Exercise: Restate the material word for word and leave out anything that is a picture.
=-=-=
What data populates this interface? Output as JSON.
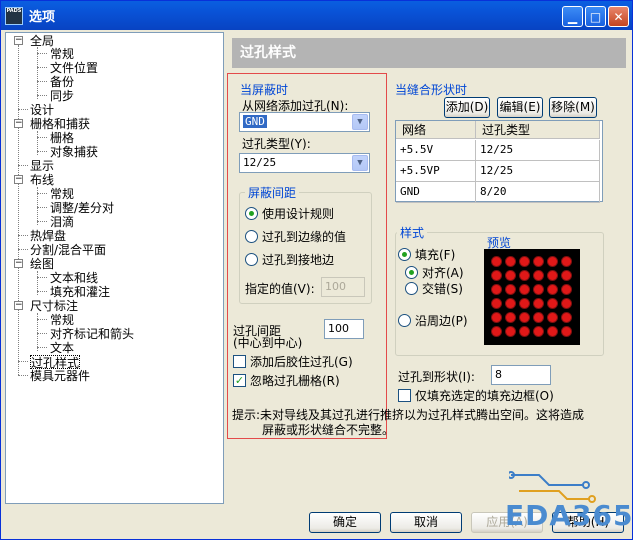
{
  "window": {
    "title": "选项",
    "app_icon_text": "PADS"
  },
  "tree": {
    "items": [
      {
        "label": "全局"
      },
      {
        "label": "常规"
      },
      {
        "label": "文件位置"
      },
      {
        "label": "备份"
      },
      {
        "label": "同步"
      },
      {
        "label": "设计"
      },
      {
        "label": "栅格和捕获"
      },
      {
        "label": "栅格"
      },
      {
        "label": "对象捕获"
      },
      {
        "label": "显示"
      },
      {
        "label": "布线"
      },
      {
        "label": "常规"
      },
      {
        "label": "调整/差分对"
      },
      {
        "label": "泪滴"
      },
      {
        "label": "热焊盘"
      },
      {
        "label": "分割/混合平面"
      },
      {
        "label": "绘图"
      },
      {
        "label": "文本和线"
      },
      {
        "label": "填充和灌注"
      },
      {
        "label": "尺寸标注"
      },
      {
        "label": "常规"
      },
      {
        "label": "对齐标记和箭头"
      },
      {
        "label": "文本"
      },
      {
        "label": "过孔样式"
      },
      {
        "label": "模具元器件"
      }
    ]
  },
  "panel": {
    "header": "过孔样式",
    "shield": {
      "title": "当屏蔽时",
      "add_via_label": "从网络添加过孔(N):",
      "net_value": "GND",
      "via_type_label": "过孔类型(Y):",
      "via_type_value": "12/25",
      "spacing_group": "屏蔽间距",
      "radio_design_rules": "使用设计规则",
      "radio_via_to_edge": "过孔到边缘的值",
      "radio_via_to_ground": "过孔到接地边",
      "specified_label": "指定的值(V):",
      "specified_value": "100",
      "via_spacing_label": "过孔间距",
      "via_spacing_sub": "(中心到中心)",
      "via_spacing_value": "100",
      "check_add_glue": "添加后胶住过孔(G)",
      "check_ignore_grid": "忽略过孔栅格(R)"
    },
    "stitch": {
      "title": "当缝合形状时",
      "btn_add": "添加(D)",
      "btn_edit": "编辑(E)",
      "btn_remove": "移除(M)",
      "col_net": "网络",
      "col_via_type": "过孔类型",
      "rows": [
        {
          "net": "+5.5V",
          "via": "12/25"
        },
        {
          "net": "+5.5VP",
          "via": "12/25"
        },
        {
          "net": "GND",
          "via": "8/20"
        }
      ],
      "style_group": "样式",
      "radio_fill": "填充(F)",
      "radio_align": "对齐(A)",
      "radio_stagger": "交错(S)",
      "radio_along_edge": "沿周边(P)",
      "preview_label": "预览",
      "via_to_shape_label": "过孔到形状(I):",
      "via_to_shape_value": "8",
      "check_only_selected": "仅填充选定的填充边框(O)"
    },
    "hint_line1": "提示:未对导线及其过孔进行推挤以为过孔样式腾出空间。这将造成",
    "hint_line2": "屏蔽或形状缝合不完整。"
  },
  "buttons": {
    "ok": "确定",
    "cancel": "取消",
    "apply": "应用(A)",
    "help": "帮助(H)"
  },
  "watermark": "EDA365",
  "colors": {
    "title_bar": "#0A5FE0",
    "header_bar": "#B4B4B4",
    "red_frame": "#E34A4A",
    "pad": "#E01818"
  }
}
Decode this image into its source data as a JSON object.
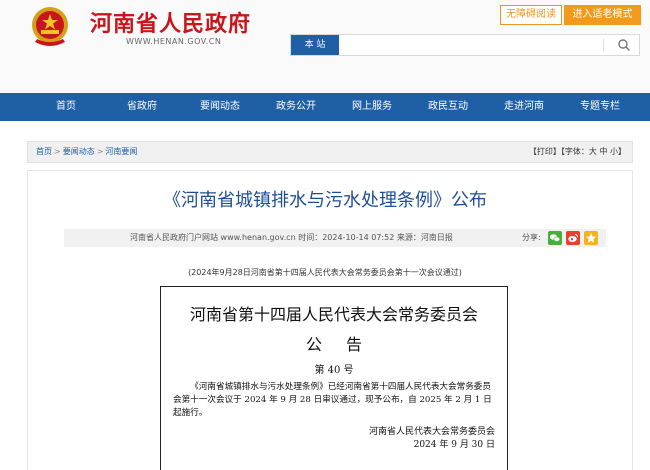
{
  "header": {
    "site_title": "河南省人民政府",
    "site_url": "WWW.HENAN.GOV.CN",
    "accessibility_label": "无障碍阅读",
    "elder_mode_label": "进入适老模式",
    "emblem_icon": "national-emblem-icon",
    "brand_red": "#c8161d",
    "brand_blue": "#1f5fa6"
  },
  "search": {
    "scope": "本 站",
    "value": "",
    "icon": "search-icon"
  },
  "nav": {
    "items": [
      {
        "label": "首页"
      },
      {
        "label": "省政府"
      },
      {
        "label": "要闻动态"
      },
      {
        "label": "政务公开"
      },
      {
        "label": "网上服务"
      },
      {
        "label": "政民互动"
      },
      {
        "label": "走进河南"
      },
      {
        "label": "专题专栏"
      }
    ]
  },
  "breadcrumb": {
    "items": [
      "首页",
      "要闻动态",
      "河南要闻"
    ],
    "separator": ">",
    "tools": "【打印】【字体：大 中 小】"
  },
  "article": {
    "title": "《河南省城镇排水与污水处理条例》公布",
    "meta": "河南省人民政府门户网站 www.henan.gov.cn    时间：2024-10-14 07:52    来源：河南日报",
    "share_label": "分享:",
    "share_icons": [
      "wechat-icon",
      "weibo-icon",
      "qzone-icon"
    ],
    "subtitle": "(2024年9月28日河南省第十四届人民代表大会常务委员会第十一次会议通过)",
    "notice": {
      "heading": "河南省第十四届人民代表大会常务委员会",
      "heading2": "公告",
      "number": "第 40 号",
      "body": "《河南省城镇排水与污水处理条例》已经河南省第十四届人民代表大会常务委员会第十一次会议于 2024 年 9 月 28 日审议通过，现予公布，自 2025 年 2 月 1 日起施行。",
      "signatory": "河南省人民代表大会常务委员会",
      "date": "2024 年 9 月 30 日"
    }
  }
}
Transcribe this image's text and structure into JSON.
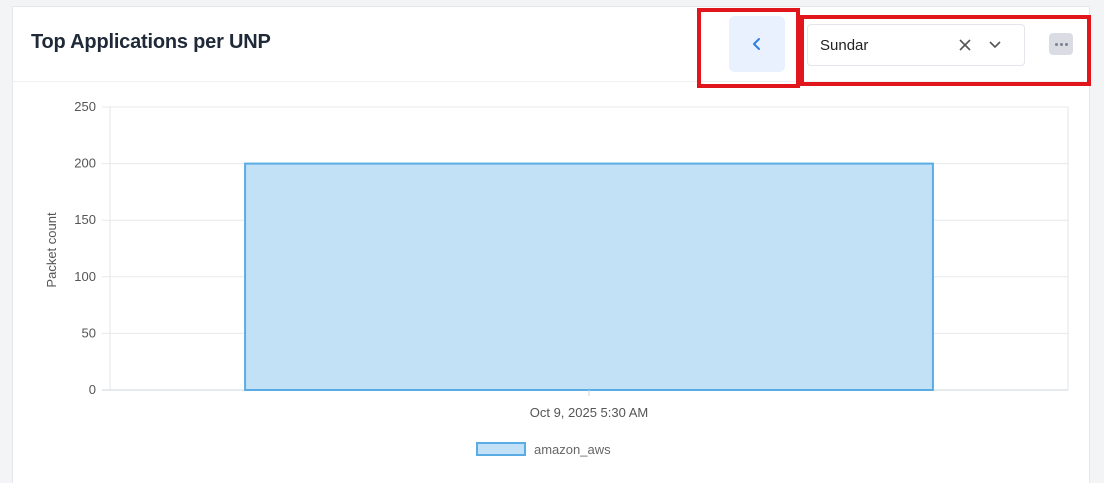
{
  "card": {
    "title": "Top Applications per UNP"
  },
  "controls": {
    "back_icon": "chevron-left-icon",
    "select_value": "Sundar",
    "clear_icon": "close-icon",
    "dropdown_icon": "chevron-down-icon",
    "more_icon": "ellipsis-icon"
  },
  "colors": {
    "bar_fill": "#c2e1f7",
    "bar_stroke": "#5aace4",
    "highlight": "#e0161c",
    "back_button_bg": "#e8f1fd"
  },
  "chart_data": {
    "type": "bar",
    "categories": [
      "Oct 9, 2025 5:30 AM"
    ],
    "series": [
      {
        "name": "amazon_aws",
        "values": [
          200
        ]
      }
    ],
    "title": "",
    "xlabel": "",
    "ylabel": "Packet count",
    "ylim": [
      0,
      250
    ],
    "yticks": [
      0,
      50,
      100,
      150,
      200,
      250
    ],
    "grid": true,
    "legend": "bottom-center"
  }
}
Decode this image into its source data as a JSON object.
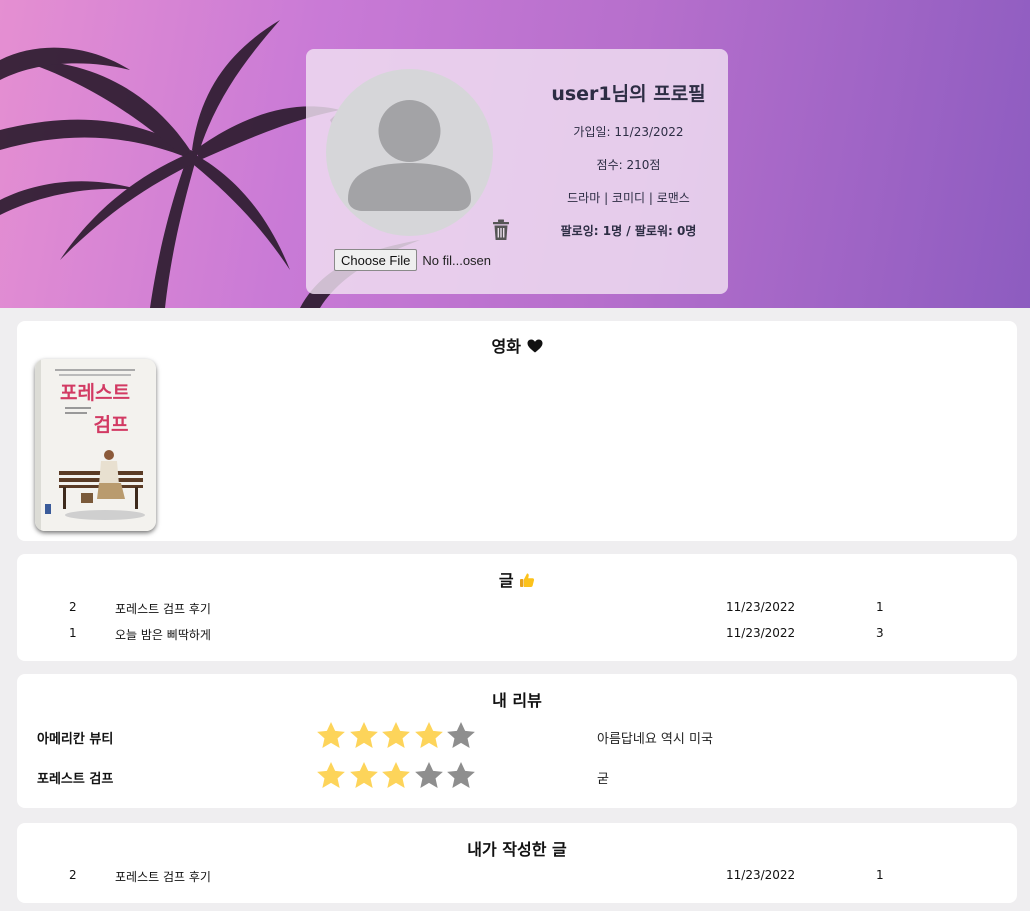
=-=-=
Answer to this task:
What data populates this interface? Output as JSON.
{
  "window": {
    "title": "选项",
    "app_icon_text": "PADS"
  },
  "tree": {
    "items": [
      {
        "label": "全局"
      },
      {
        "label": "常规"
      },
      {
        "label": "文件位置"
      },
      {
        "label": "备份"
      },
      {
        "label": "同步"
      },
      {
        "label": "设计"
      },
      {
        "label": "栅格和捕获"
      },
      {
        "label": "栅格"
      },
      {
        "label": "对象捕获"
      },
      {
        "label": "显示"
      },
      {
        "label": "布线"
      },
      {
        "label": "常规"
      },
      {
        "label": "调整/差分对"
      },
      {
        "label": "泪滴"
      },
      {
        "label": "热焊盘"
      },
      {
        "label": "分割/混合平面"
      },
      {
        "label": "绘图"
      },
      {
        "label": "文本和线"
      },
      {
        "label": "填充和灌注"
      },
      {
        "label": "尺寸标注"
      },
      {
        "label": "常规"
      },
      {
        "label": "对齐标记和箭头"
      },
      {
        "label": "文本"
      },
      {
        "label": "过孔样式"
      },
      {
        "label": "模具元器件"
      }
    ]
  },
  "panel": {
    "header": "过孔样式",
    "shield": {
      "title": "当屏蔽时",
      "add_via_label": "从网络添加过孔(N):",
      "net_value": "GND",
      "via_type_label": "过孔类型(Y):",
      "via_type_value": "12/25",
      "spacing_group": "屏蔽间距",
      "radio_design_rules": "使用设计规则",
      "radio_via_to_edge": "过孔到边缘的值",
      "radio_via_to_ground": "过孔到接地边",
      "specified_label": "指定的值(V):",
      "specified_value": "100",
      "via_spacing_label": "过孔间距",
      "via_spacing_sub": "(中心到中心)",
      "via_spacing_value": "100",
      "check_add_glue": "添加后胶住过孔(G)",
      "check_ignore_grid": "忽略过孔栅格(R)"
    },
    "stitch": {
      "title": "当缝合形状时",
      "btn_add": "添加(D)",
      "btn_edit": "编辑(E)",
      "btn_remove": "移除(M)",
      "col_net": "网络",
      "col_via_type": "过孔类型",
      "rows": [
        {
          "net": "+5.5V",
          "via": "12/25"
        },
        {
          "net": "+5.5VP",
          "via": "12/25"
        },
        {
          "net": "GND",
          "via": "8/20"
        }
      ],
      "style_group": "样式",
      "radio_fill": "填充(F)",
      "radio_align": "对齐(A)",
      "radio_stagger": "交错(S)",
      "radio_along_edge": "沿周边(P)",
      "preview_label": "预览",
      "via_to_shape_label": "过孔到形状(I):",
      "via_to_shape_value": "8",
      "check_only_selected": "仅填充选定的填充边框(O)"
    },
    "hint_line1": "提示:未对导线及其过孔进行推挤以为过孔样式腾出空间。这将造成",
    "hint_line2": "屏蔽或形状缝合不完整。"
  },
  "buttons": {
    "ok": "确定",
    "cancel": "取消",
    "apply": "应用(A)",
    "help": "帮助(H)"
  },
  "watermark": "EDA365",
  "colors": {
    "title_bar": "#0A5FE0",
    "header_bar": "#B4B4B4",
    "red_frame": "#E34A4A",
    "pad": "#E01818"
  }
}
Decode this image into its source data as a JSON object.
{
  "header": {
    "site_title": "河南省人民政府",
    "site_url": "WWW.HENAN.GOV.CN",
    "accessibility_label": "无障碍阅读",
    "elder_mode_label": "进入适老模式",
    "emblem_icon": "national-emblem-icon",
    "brand_red": "#c8161d",
    "brand_blue": "#1f5fa6"
  },
  "search": {
    "scope": "本 站",
    "value": "",
    "icon": "search-icon"
  },
  "nav": {
    "items": [
      {
        "label": "首页"
      },
      {
        "label": "省政府"
      },
      {
        "label": "要闻动态"
      },
      {
        "label": "政务公开"
      },
      {
        "label": "网上服务"
      },
      {
        "label": "政民互动"
      },
      {
        "label": "走进河南"
      },
      {
        "label": "专题专栏"
      }
    ]
  },
  "breadcrumb": {
    "items": [
      "首页",
      "要闻动态",
      "河南要闻"
    ],
    "separator": ">",
    "tools": "【打印】【字体：大 中 小】"
  },
  "article": {
    "title": "《河南省城镇排水与污水处理条例》公布",
    "meta": "河南省人民政府门户网站 www.henan.gov.cn    时间：2024-10-14 07:52    来源：河南日报",
    "share_label": "分享:",
    "share_icons": [
      "wechat-icon",
      "weibo-icon",
      "qzone-icon"
    ],
    "subtitle": "(2024年9月28日河南省第十四届人民代表大会常务委员会第十一次会议通过)",
    "notice": {
      "heading": "河南省第十四届人民代表大会常务委员会",
      "heading2": "公告",
      "number": "第 40 号",
      "body": "《河南省城镇排水与污水处理条例》已经河南省第十四届人民代表大会常务委员会第十一次会议于 2024 年 9 月 28 日审议通过，现予公布，自 2025 年 2 月 1 日起施行。",
      "signatory": "河南省人民代表大会常务委员会",
      "date": "2024 年 9 月 30 日"
    }
  }
}
Transcribe this image's text and structure into JSON.
{
  "card": {
    "title": "Top Applications per UNP"
  },
  "controls": {
    "back_icon": "chevron-left-icon",
    "select_value": "Sundar",
    "clear_icon": "close-icon",
    "dropdown_icon": "chevron-down-icon",
    "more_icon": "ellipsis-icon"
  },
  "colors": {
    "bar_fill": "#c2e1f7",
    "bar_stroke": "#5aace4",
    "highlight": "#e0161c",
    "back_button_bg": "#e8f1fd"
  },
  "chart_data": {
    "type": "bar",
    "categories": [
      "Oct 9, 2025 5:30 AM"
    ],
    "series": [
      {
        "name": "amazon_aws",
        "values": [
          200
        ]
      }
    ],
    "title": "",
    "xlabel": "",
    "ylabel": "Packet count",
    "ylim": [
      0,
      250
    ],
    "yticks": [
      0,
      50,
      100,
      150,
      200,
      250
    ],
    "grid": true,
    "legend": "bottom-center"
  }
}
Decode this image into its source data as a JSON object.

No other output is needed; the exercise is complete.